### Brief
Recast the rows, from the first line through the line containing "460, 441, 522]", both included, as a JSON list of strings with one string per line and any blank lines left out.

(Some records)
#####

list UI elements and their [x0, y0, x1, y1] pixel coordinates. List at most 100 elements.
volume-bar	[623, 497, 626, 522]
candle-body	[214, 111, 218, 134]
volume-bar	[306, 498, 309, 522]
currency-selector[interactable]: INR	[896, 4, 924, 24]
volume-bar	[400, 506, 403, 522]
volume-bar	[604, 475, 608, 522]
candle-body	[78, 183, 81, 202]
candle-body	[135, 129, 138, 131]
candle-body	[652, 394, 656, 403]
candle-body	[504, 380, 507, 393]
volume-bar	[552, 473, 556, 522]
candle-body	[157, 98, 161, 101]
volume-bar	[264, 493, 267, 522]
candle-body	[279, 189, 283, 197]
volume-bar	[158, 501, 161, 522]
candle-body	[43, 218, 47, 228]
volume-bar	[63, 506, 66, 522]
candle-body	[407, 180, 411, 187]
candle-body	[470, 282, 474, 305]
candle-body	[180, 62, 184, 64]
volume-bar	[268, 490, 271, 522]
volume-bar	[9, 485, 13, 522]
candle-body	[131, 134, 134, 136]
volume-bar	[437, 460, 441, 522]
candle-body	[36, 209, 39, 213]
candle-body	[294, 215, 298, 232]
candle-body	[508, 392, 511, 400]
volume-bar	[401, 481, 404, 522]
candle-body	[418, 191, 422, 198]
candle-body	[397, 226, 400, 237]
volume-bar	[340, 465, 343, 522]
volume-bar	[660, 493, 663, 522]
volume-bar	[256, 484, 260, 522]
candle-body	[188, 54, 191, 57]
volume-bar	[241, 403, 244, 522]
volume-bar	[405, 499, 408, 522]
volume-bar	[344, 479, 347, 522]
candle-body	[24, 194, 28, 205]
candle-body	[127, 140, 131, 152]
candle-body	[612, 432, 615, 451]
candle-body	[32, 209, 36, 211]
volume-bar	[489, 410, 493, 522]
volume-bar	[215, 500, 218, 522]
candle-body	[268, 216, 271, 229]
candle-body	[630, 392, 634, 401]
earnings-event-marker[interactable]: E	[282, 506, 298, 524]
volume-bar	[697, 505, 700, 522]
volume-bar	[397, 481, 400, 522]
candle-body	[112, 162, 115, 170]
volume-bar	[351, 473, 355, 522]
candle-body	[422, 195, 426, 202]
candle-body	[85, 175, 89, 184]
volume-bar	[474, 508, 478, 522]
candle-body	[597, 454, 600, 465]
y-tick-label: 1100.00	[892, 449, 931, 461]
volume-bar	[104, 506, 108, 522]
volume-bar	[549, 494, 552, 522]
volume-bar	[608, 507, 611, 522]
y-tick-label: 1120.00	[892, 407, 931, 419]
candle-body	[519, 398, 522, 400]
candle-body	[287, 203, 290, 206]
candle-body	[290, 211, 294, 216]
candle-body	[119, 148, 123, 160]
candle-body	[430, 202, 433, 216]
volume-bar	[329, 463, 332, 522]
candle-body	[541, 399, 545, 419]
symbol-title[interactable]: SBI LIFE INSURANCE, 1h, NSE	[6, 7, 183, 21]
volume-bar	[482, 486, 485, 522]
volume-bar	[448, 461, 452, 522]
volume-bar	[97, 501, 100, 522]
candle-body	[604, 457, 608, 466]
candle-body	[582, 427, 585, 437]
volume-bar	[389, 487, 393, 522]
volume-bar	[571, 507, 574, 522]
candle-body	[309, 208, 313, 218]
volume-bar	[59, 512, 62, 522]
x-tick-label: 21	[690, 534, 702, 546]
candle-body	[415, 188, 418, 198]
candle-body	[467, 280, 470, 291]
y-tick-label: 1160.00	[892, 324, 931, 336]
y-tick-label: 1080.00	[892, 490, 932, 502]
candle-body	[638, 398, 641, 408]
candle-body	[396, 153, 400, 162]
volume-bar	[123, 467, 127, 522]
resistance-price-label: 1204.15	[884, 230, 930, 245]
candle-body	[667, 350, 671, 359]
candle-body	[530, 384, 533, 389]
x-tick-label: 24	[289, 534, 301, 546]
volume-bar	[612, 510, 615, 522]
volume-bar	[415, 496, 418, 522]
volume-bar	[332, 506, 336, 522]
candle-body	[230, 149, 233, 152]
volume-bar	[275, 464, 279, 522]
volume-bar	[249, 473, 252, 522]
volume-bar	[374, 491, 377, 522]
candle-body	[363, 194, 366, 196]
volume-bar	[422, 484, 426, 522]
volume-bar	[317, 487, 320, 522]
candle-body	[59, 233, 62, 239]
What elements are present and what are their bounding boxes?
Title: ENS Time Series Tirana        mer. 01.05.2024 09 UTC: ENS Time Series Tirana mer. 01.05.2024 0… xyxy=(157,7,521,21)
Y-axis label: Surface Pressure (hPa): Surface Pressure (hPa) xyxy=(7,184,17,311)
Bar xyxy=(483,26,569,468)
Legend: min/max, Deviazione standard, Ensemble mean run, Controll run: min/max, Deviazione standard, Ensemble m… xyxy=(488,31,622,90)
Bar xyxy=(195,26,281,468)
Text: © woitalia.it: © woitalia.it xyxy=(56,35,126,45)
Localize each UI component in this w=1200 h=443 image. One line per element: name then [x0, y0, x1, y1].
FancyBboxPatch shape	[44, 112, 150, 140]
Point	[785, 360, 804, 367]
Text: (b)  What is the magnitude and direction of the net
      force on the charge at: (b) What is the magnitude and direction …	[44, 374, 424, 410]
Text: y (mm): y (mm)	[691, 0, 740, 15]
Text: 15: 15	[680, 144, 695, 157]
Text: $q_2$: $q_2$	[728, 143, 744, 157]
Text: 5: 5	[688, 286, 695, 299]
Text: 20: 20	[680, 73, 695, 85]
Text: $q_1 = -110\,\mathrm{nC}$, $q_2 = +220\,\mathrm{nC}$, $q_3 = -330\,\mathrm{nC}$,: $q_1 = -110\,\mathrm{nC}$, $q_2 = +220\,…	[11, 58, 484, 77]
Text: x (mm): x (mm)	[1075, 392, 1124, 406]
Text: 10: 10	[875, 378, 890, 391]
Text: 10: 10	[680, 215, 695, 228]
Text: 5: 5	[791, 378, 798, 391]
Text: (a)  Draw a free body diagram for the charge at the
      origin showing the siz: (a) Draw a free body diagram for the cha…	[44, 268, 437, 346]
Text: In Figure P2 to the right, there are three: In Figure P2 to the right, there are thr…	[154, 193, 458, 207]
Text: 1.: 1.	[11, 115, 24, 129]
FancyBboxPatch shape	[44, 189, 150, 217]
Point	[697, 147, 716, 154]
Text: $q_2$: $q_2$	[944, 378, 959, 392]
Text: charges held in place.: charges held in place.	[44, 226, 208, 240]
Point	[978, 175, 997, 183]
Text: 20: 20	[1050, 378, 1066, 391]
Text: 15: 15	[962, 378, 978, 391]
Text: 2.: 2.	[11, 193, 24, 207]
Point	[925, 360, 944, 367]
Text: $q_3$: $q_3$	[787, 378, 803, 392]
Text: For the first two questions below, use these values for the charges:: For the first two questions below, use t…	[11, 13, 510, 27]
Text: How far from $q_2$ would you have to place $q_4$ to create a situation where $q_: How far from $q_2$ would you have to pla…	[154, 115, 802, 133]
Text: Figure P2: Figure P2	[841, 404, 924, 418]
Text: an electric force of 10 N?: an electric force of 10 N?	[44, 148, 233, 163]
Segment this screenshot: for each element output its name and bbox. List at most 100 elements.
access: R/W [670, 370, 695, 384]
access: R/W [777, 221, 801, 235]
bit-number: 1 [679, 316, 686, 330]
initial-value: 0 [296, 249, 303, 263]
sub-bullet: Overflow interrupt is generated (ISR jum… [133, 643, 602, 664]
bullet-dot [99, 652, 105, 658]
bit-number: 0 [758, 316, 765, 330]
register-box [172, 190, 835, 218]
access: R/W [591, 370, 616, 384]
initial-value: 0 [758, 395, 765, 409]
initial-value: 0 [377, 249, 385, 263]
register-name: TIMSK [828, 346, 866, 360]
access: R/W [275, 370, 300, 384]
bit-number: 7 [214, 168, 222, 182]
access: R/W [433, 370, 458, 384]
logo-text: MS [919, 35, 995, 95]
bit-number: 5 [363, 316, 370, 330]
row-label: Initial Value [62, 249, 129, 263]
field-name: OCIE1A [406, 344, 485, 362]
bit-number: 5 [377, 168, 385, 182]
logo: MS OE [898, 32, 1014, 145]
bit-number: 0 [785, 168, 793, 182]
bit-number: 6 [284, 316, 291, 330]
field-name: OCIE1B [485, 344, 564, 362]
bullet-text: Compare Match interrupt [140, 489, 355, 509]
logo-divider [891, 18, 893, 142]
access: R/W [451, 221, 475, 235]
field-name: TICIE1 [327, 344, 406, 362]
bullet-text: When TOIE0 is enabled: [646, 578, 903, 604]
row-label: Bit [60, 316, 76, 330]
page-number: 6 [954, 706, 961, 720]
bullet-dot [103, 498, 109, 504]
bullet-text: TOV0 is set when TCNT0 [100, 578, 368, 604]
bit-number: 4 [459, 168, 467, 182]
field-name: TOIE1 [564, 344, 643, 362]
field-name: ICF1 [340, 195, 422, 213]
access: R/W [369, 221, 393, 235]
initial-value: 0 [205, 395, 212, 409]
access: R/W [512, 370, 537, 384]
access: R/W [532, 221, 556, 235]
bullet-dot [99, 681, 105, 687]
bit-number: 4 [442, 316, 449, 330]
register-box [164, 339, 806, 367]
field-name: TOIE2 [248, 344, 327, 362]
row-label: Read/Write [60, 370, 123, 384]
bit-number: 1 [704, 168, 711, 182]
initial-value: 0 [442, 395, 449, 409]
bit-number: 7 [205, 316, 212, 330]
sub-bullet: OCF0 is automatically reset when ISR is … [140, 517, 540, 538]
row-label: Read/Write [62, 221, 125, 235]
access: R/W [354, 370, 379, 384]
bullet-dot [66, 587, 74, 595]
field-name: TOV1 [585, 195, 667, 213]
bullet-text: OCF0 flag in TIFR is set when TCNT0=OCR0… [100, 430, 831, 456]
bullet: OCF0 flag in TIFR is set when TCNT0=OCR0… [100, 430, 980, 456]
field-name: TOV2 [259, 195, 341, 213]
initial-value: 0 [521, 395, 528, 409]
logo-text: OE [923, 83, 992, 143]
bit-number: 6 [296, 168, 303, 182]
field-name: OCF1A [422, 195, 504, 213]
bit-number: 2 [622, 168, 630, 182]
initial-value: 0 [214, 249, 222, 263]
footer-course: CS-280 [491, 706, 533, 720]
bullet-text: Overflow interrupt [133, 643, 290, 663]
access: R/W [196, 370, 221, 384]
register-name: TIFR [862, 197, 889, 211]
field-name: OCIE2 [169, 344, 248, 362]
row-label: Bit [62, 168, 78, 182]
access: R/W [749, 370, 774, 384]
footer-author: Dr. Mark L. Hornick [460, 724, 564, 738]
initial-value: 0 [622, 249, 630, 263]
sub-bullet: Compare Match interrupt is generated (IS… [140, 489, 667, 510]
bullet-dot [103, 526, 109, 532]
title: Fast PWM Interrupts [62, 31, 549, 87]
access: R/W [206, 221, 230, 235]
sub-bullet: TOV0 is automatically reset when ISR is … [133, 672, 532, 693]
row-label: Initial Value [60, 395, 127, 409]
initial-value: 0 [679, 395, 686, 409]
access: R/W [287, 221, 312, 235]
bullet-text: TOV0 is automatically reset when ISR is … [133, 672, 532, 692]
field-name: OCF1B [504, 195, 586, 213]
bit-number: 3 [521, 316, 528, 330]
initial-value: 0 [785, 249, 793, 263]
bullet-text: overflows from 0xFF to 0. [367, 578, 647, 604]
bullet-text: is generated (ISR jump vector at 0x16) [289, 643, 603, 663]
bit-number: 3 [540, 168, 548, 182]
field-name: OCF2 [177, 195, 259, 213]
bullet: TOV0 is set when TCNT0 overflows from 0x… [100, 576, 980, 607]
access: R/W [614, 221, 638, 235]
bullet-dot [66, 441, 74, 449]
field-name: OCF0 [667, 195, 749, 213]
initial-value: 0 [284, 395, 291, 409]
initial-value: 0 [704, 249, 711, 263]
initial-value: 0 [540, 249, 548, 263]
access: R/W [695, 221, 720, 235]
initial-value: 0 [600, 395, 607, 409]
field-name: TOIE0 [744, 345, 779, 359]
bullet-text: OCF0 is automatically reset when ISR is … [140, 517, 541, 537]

#####

### Answer for the task
[
  "list UI elements and their [x0, y0, x1, y1] pixel coordinates. List at most 100 elements.",
  "volume-bar\t[623, 497, 626, 522]",
  "candle-body\t[214, 111, 218, 134]",
  "volume-bar\t[306, 498, 309, 522]",
  "currency-selector[interactable]: INR\t[896, 4, 924, 24]",
  "volume-bar\t[400, 506, 403, 522]",
  "volume-bar\t[604, 475, 608, 522]",
  "candle-body\t[78, 183, 81, 202]",
  "candle-body\t[135, 129, 138, 131]",
  "candle-body\t[652, 394, 656, 403]",
  "candle-body\t[504, 380, 507, 393]",
  "volume-bar\t[552, 473, 556, 522]",
  "candle-body\t[157, 98, 161, 101]",
  "volume-bar\t[264, 493, 267, 522]",
  "candle-body\t[279, 189, 283, 197]",
  "volume-bar\t[158, 501, 161, 522]",
  "candle-body\t[43, 218, 47, 228]",
  "volume-bar\t[63, 506, 66, 522]",
  "candle-body\t[407, 180, 411, 187]",
  "candle-body\t[470, 282, 474, 305]",
  "candle-body\t[180, 62, 184, 64]",
  "volume-bar\t[268, 490, 271, 522]",
  "volume-bar\t[9, 485, 13, 522]",
  "candle-body\t[131, 134, 134, 136]",
  "volume-bar\t[437, 460, 441, 522]"
]